Your instructions
Quote every line as written. Omit pictures.

Data records
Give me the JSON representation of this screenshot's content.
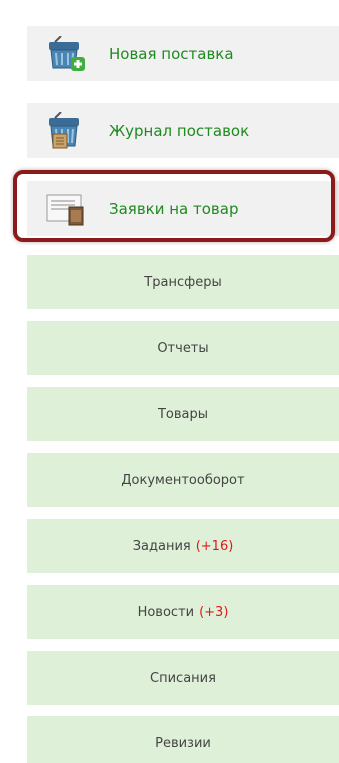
{
  "menu": {
    "top_items": [
      {
        "label": "Новая поставка",
        "icon": "basket-add-icon"
      },
      {
        "label": "Журнал поставок",
        "icon": "basket-journal-icon"
      },
      {
        "label": "Заявки на товар",
        "icon": "document-request-icon"
      }
    ],
    "items": [
      {
        "label": "Трансферы"
      },
      {
        "label": "Отчеты"
      },
      {
        "label": "Товары"
      },
      {
        "label": "Документооборот"
      },
      {
        "label": "Задания",
        "badge": "(+16)"
      },
      {
        "label": "Новости",
        "badge": "(+3)"
      },
      {
        "label": "Списания"
      },
      {
        "label": "Ревизии"
      }
    ]
  },
  "colors": {
    "icon_item_label": "#1f8a1f",
    "plain_item_bg": "#dff0d8",
    "badge": "#e01818",
    "highlight_border": "#8b1a1a"
  }
}
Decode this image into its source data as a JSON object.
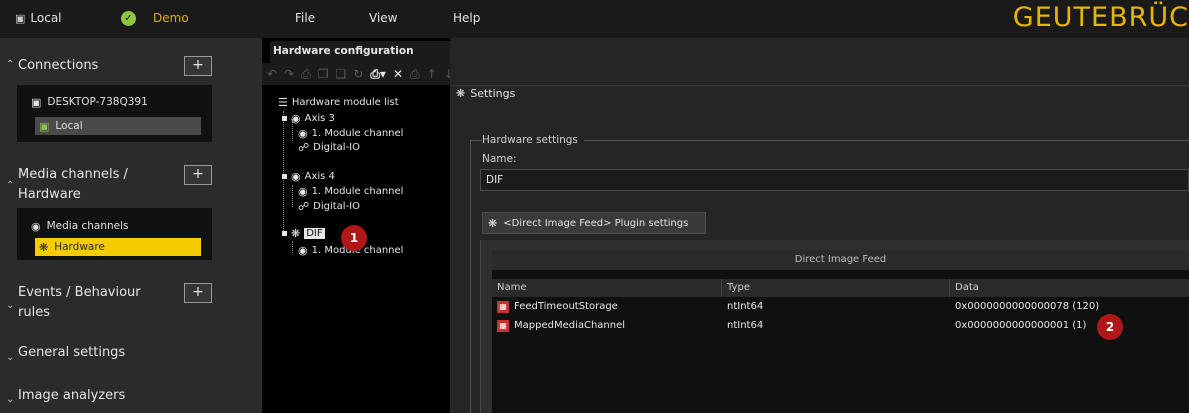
{
  "topbar": {
    "connection_label": "Local",
    "status_label": "Demo",
    "menu": [
      "File",
      "View",
      "Help"
    ],
    "brand": "GEUTEBRÜC"
  },
  "nav": {
    "connections": {
      "title": "Connections",
      "add": "+",
      "items": [
        "DESKTOP-738Q391",
        "Local"
      ]
    },
    "media": {
      "title_line1": "Media channels /",
      "title_line2": "Hardware",
      "add": "+",
      "items": [
        "Media channels",
        "Hardware"
      ]
    },
    "events": {
      "title_line1": "Events / Behaviour",
      "title_line2": "rules",
      "add": "+"
    },
    "general": {
      "title": "General settings"
    },
    "analyzers": {
      "title": "Image analyzers"
    }
  },
  "hardware": {
    "header": "Hardware configuration",
    "tree": {
      "root": "Hardware module list",
      "axis3": "Axis 3",
      "axis3_ch": "1. Module channel",
      "axis3_io": "Digital-IO",
      "axis4": "Axis 4",
      "axis4_ch": "1. Module channel",
      "axis4_io": "Digital-IO",
      "dif": "DIF",
      "dif_ch": "1. Module channel"
    }
  },
  "settings": {
    "tab": "Settings",
    "group": "Hardware settings",
    "name_label": "Name:",
    "name_value": "DIF",
    "plugin_button": "<Direct Image Feed> Plugin settings",
    "table": {
      "title": "Direct Image Feed",
      "columns": [
        "Name",
        "Type",
        "Data"
      ],
      "rows": [
        {
          "name": "FeedTimeoutStorage",
          "type": "ntInt64",
          "data": "0x0000000000000078 (120)"
        },
        {
          "name": "MappedMediaChannel",
          "type": "ntInt64",
          "data": "0x0000000000000001 (1)"
        }
      ]
    }
  },
  "badges": {
    "one": "1",
    "two": "2"
  },
  "colors": {
    "accent": "#f5cc00",
    "badge": "#b01717",
    "status_ok": "#8cc63f"
  }
}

Task response
Give me the JSON representation of this screenshot's content.
{
  "menu": {
    "top_items": [
      {
        "label": "Новая поставка",
        "icon": "basket-add-icon"
      },
      {
        "label": "Журнал поставок",
        "icon": "basket-journal-icon"
      },
      {
        "label": "Заявки на товар",
        "icon": "document-request-icon"
      }
    ],
    "items": [
      {
        "label": "Трансферы"
      },
      {
        "label": "Отчеты"
      },
      {
        "label": "Товары"
      },
      {
        "label": "Документооборот"
      },
      {
        "label": "Задания",
        "badge": "(+16)"
      },
      {
        "label": "Новости",
        "badge": "(+3)"
      },
      {
        "label": "Списания"
      },
      {
        "label": "Ревизии"
      }
    ]
  },
  "colors": {
    "icon_item_label": "#1f8a1f",
    "plain_item_bg": "#dff0d8",
    "badge": "#e01818",
    "highlight_border": "#8b1a1a"
  }
}
Decode this image into its source data as a JSON object.
{
  "topbar": {
    "connection_label": "Local",
    "status_label": "Demo",
    "menu": [
      "File",
      "View",
      "Help"
    ],
    "brand": "GEUTEBRÜC"
  },
  "nav": {
    "connections": {
      "title": "Connections",
      "add": "+",
      "items": [
        "DESKTOP-738Q391",
        "Local"
      ]
    },
    "media": {
      "title_line1": "Media channels /",
      "title_line2": "Hardware",
      "add": "+",
      "items": [
        "Media channels",
        "Hardware"
      ]
    },
    "events": {
      "title_line1": "Events / Behaviour",
      "title_line2": "rules",
      "add": "+"
    },
    "general": {
      "title": "General settings"
    },
    "analyzers": {
      "title": "Image analyzers"
    }
  },
  "hardware": {
    "header": "Hardware configuration",
    "tree": {
      "root": "Hardware module list",
      "axis3": "Axis 3",
      "axis3_ch": "1. Module channel",
      "axis3_io": "Digital-IO",
      "axis4": "Axis 4",
      "axis4_ch": "1. Module channel",
      "axis4_io": "Digital-IO",
      "dif": "DIF",
      "dif_ch": "1. Module channel"
    }
  },
  "settings": {
    "tab": "Settings",
    "group": "Hardware settings",
    "name_label": "Name:",
    "name_value": "DIF",
    "plugin_button": "<Direct Image Feed> Plugin settings",
    "table": {
      "title": "Direct Image Feed",
      "columns": [
        "Name",
        "Type",
        "Data"
      ],
      "rows": [
        {
          "name": "FeedTimeoutStorage",
          "type": "ntInt64",
          "data": "0x0000000000000078 (120)"
        },
        {
          "name": "MappedMediaChannel",
          "type": "ntInt64",
          "data": "0x0000000000000001 (1)"
        }
      ]
    }
  },
  "badges": {
    "one": "1",
    "two": "2"
  },
  "colors": {
    "accent": "#f5cc00",
    "badge": "#b01717",
    "status_ok": "#8cc63f"
  }
}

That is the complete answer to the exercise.